> _Task details_: Rewrite every line of the records below as a numbered list, skipping blank lines and leaving out the pictures.

(Excerpts from a layout annotation set)
———
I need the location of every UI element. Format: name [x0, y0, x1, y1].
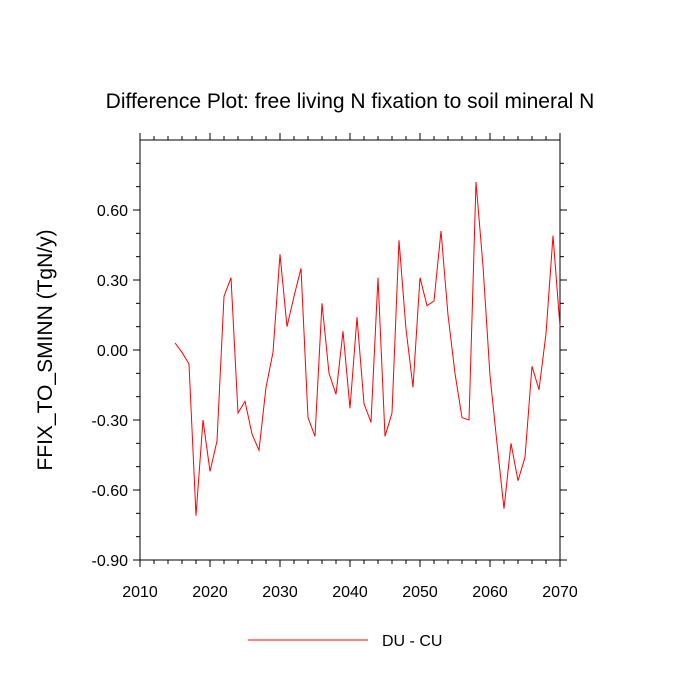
series-line-du-cu: [174, 181, 561, 516]
x-tick-label: 2060: [472, 584, 508, 601]
y-tick-label: 0.60: [97, 203, 128, 220]
y-tick-label: -0.30: [92, 413, 129, 430]
y-tick-label: 0.00: [97, 343, 128, 360]
legend-label-du-cu: DU - CU: [382, 633, 442, 650]
plot-frame: [139, 139, 561, 561]
y-axis-label: FFIX_TO_SMINN (TgN/y): [34, 229, 57, 470]
legend: DU - CU: [248, 633, 442, 650]
x-tick-label: 2050: [402, 584, 438, 601]
series-layer: [174, 181, 561, 516]
axis-ticks: [133, 133, 567, 567]
y-tick-label: -0.60: [92, 483, 129, 500]
x-tick-label: 2030: [262, 584, 298, 601]
x-tick-label: 2040: [332, 584, 368, 601]
x-tick-label: 2070: [542, 584, 578, 601]
axis-tick-labels: 2010 2020 2030 2040 2050 2060 2070 -0.90 -0.60 -0…: [92, 203, 578, 601]
y-tick-label: 0.30: [97, 273, 128, 290]
chart-title: Difference Plot: free living N fixation …: [106, 90, 595, 113]
x-tick-label: 2020: [192, 584, 228, 601]
y-tick-label: -0.90: [92, 553, 129, 570]
x-tick-label: 2010: [122, 584, 158, 601]
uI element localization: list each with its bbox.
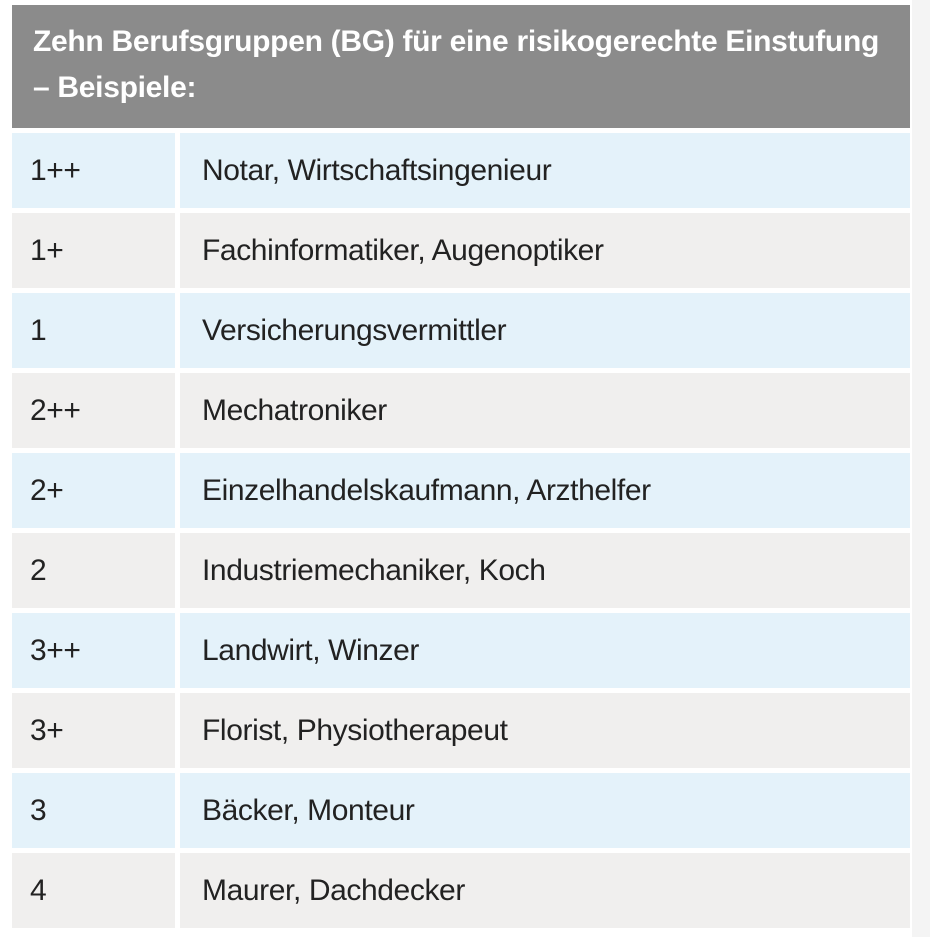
table-header: Zehn Berufsgruppen (BG) für eine risikog… bbox=[12, 5, 910, 128]
group-examples: Maurer, Dachdecker bbox=[180, 853, 910, 928]
table-row: 3++ Landwirt, Winzer bbox=[12, 613, 910, 688]
group-code: 3 bbox=[12, 773, 175, 848]
table: Zehn Berufsgruppen (BG) für eine risikog… bbox=[12, 5, 910, 928]
group-code: 2+ bbox=[12, 453, 175, 528]
table-row: 3+ Florist, Physiotherapeut bbox=[12, 693, 910, 768]
group-examples: Mechatroniker bbox=[180, 373, 910, 448]
table-body: 1++ Notar, Wirtschaftsingenieur 1+ Fachinfo… bbox=[12, 133, 910, 928]
group-examples: Bäcker, Monteur bbox=[180, 773, 910, 848]
table-row: 1 Versicherungsvermittler bbox=[12, 293, 910, 368]
table-row: 1++ Notar, Wirtschaftsingenieur bbox=[12, 133, 910, 208]
group-code: 1 bbox=[12, 293, 175, 368]
group-examples: Versicherungsvermittler bbox=[180, 293, 910, 368]
table-row: 4 Maurer, Dachdecker bbox=[12, 853, 910, 928]
table-row: 1+ Fachinformatiker, Augenoptiker bbox=[12, 213, 910, 288]
group-code: 2 bbox=[12, 533, 175, 608]
group-code: 3++ bbox=[12, 613, 175, 688]
group-examples: Notar, Wirtschaftsingenieur bbox=[180, 133, 910, 208]
table-row: 2 Industriemechaniker, Koch bbox=[12, 533, 910, 608]
group-examples: Fachinformatiker, Augenoptiker bbox=[180, 213, 910, 288]
group-code: 3+ bbox=[12, 693, 175, 768]
group-examples: Industriemechaniker, Koch bbox=[180, 533, 910, 608]
group-code: 1+ bbox=[12, 213, 175, 288]
group-code: 4 bbox=[12, 853, 175, 928]
page-edge bbox=[912, 0, 930, 937]
group-examples: Florist, Physiotherapeut bbox=[180, 693, 910, 768]
table-row: 2++ Mechatroniker bbox=[12, 373, 910, 448]
group-code: 1++ bbox=[12, 133, 175, 208]
group-examples: Landwirt, Winzer bbox=[180, 613, 910, 688]
group-examples: Einzelhandelskaufmann, Arzthelfer bbox=[180, 453, 910, 528]
table-row: 2+ Einzelhandelskaufmann, Arzthelfer bbox=[12, 453, 910, 528]
table-row: 3 Bäcker, Monteur bbox=[12, 773, 910, 848]
group-code: 2++ bbox=[12, 373, 175, 448]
———
> _Reply_:
1. I need the location of every UI element. Format: name [x0, y0, x1, y1].
2. series-line-du-cu: [174, 181, 561, 516]
3. x-tick-label: 2060: [472, 584, 508, 601]
4. y-tick-label: 0.60: [97, 203, 128, 220]
5. y-tick-label: -0.30: [92, 413, 129, 430]
6. y-tick-label: 0.00: [97, 343, 128, 360]
7. legend-label-du-cu: DU - CU: [382, 633, 442, 650]
8. plot-frame: [139, 139, 561, 561]
9. y-axis-label: FFIX_TO_SMINN (TgN/y): [34, 229, 57, 470]
10. legend: DU - CU: [248, 633, 442, 650]
11. x-tick-label: 2050: [402, 584, 438, 601]
12. series-layer: [174, 181, 561, 516]
13. axis-ticks: [133, 133, 567, 567]
14. y-tick-label: -0.60: [92, 483, 129, 500]
15. x-tick-label: 2030: [262, 584, 298, 601]
16. x-tick-label: 2040: [332, 584, 368, 601]
17. x-tick-label: 2070: [542, 584, 578, 601]
18. axis-tick-labels: 2010 2020 2030 2040 2050 2060 2070 -0.90 -0.60 -0…: [92, 203, 578, 601]
19. y-tick-label: 0.30: [97, 273, 128, 290]
20. chart-title: Difference Plot: free living N fixation …: [106, 90, 595, 113]
21. x-tick-label: 2020: [192, 584, 228, 601]
22. y-tick-label: -0.90: [92, 553, 129, 570]
23. x-tick-label: 2010: [122, 584, 158, 601]
24. uI element localization: list each with its bbox.
25. table-header: Zehn Berufsgruppen (BG) für eine risikog… bbox=[12, 5, 910, 128]
26. group-examples: Maurer, Dachdecker bbox=[180, 853, 910, 928]
27. table-row: 3++ Landwirt, Winzer bbox=[12, 613, 910, 688]
28. group-code: 3 bbox=[12, 773, 175, 848]
29. table: Zehn Berufsgruppen (BG) für eine risikog… bbox=[12, 5, 910, 928]
30. group-code: 2+ bbox=[12, 453, 175, 528]
31. table-row: 3+ Florist, Physiotherapeut bbox=[12, 693, 910, 768]
32. group-examples: Mechatroniker bbox=[180, 373, 910, 448]
33. table-body: 1++ Notar, Wirtschaftsingenieur 1+ Fachinfo… bbox=[12, 133, 910, 928]
34. group-examples: Bäcker, Monteur bbox=[180, 773, 910, 848]
35. table-row: 1 Versicherungsvermittler bbox=[12, 293, 910, 368]
36. table-row: 1++ Notar, Wirtschaftsingenieur bbox=[12, 133, 910, 208]
37. group-code: 1 bbox=[12, 293, 175, 368]
38. group-examples: Versicherungsvermittler bbox=[180, 293, 910, 368]
39. table-row: 4 Maurer, Dachdecker bbox=[12, 853, 910, 928]
40. table-row: 1+ Fachinformatiker, Augenoptiker bbox=[12, 213, 910, 288]
41. group-code: 2 bbox=[12, 533, 175, 608]
42. group-code: 3++ bbox=[12, 613, 175, 688]
43. group-examples: Notar, Wirtschaftsingenieur bbox=[180, 133, 910, 208]
44. table-row: 2 Industriemechaniker, Koch bbox=[12, 533, 910, 608]
45. group-examples: Fachinformatiker, Augenoptiker bbox=[180, 213, 910, 288]
46. group-code: 3+ bbox=[12, 693, 175, 768]
47. group-examples: Industriemechaniker, Koch bbox=[180, 533, 910, 608]
48. group-code: 1+ bbox=[12, 213, 175, 288]
49. group-code: 4 bbox=[12, 853, 175, 928]
50. page-edge bbox=[912, 0, 930, 937]
51. group-examples: Florist, Physiotherapeut bbox=[180, 693, 910, 768]
52. table-row: 2++ Mechatroniker bbox=[12, 373, 910, 448]
53. group-code: 1++ bbox=[12, 133, 175, 208]
54. group-examples: Landwirt, Winzer bbox=[180, 613, 910, 688]
55. group-examples: Einzelhandelskaufmann, Arzthelfer bbox=[180, 453, 910, 528]
56. table-row: 2+ Einzelhandelskaufmann, Arzthelfer bbox=[12, 453, 910, 528]
57. table-row: 3 Bäcker, Monteur bbox=[12, 773, 910, 848]
58. group-code: 2++ bbox=[12, 373, 175, 448]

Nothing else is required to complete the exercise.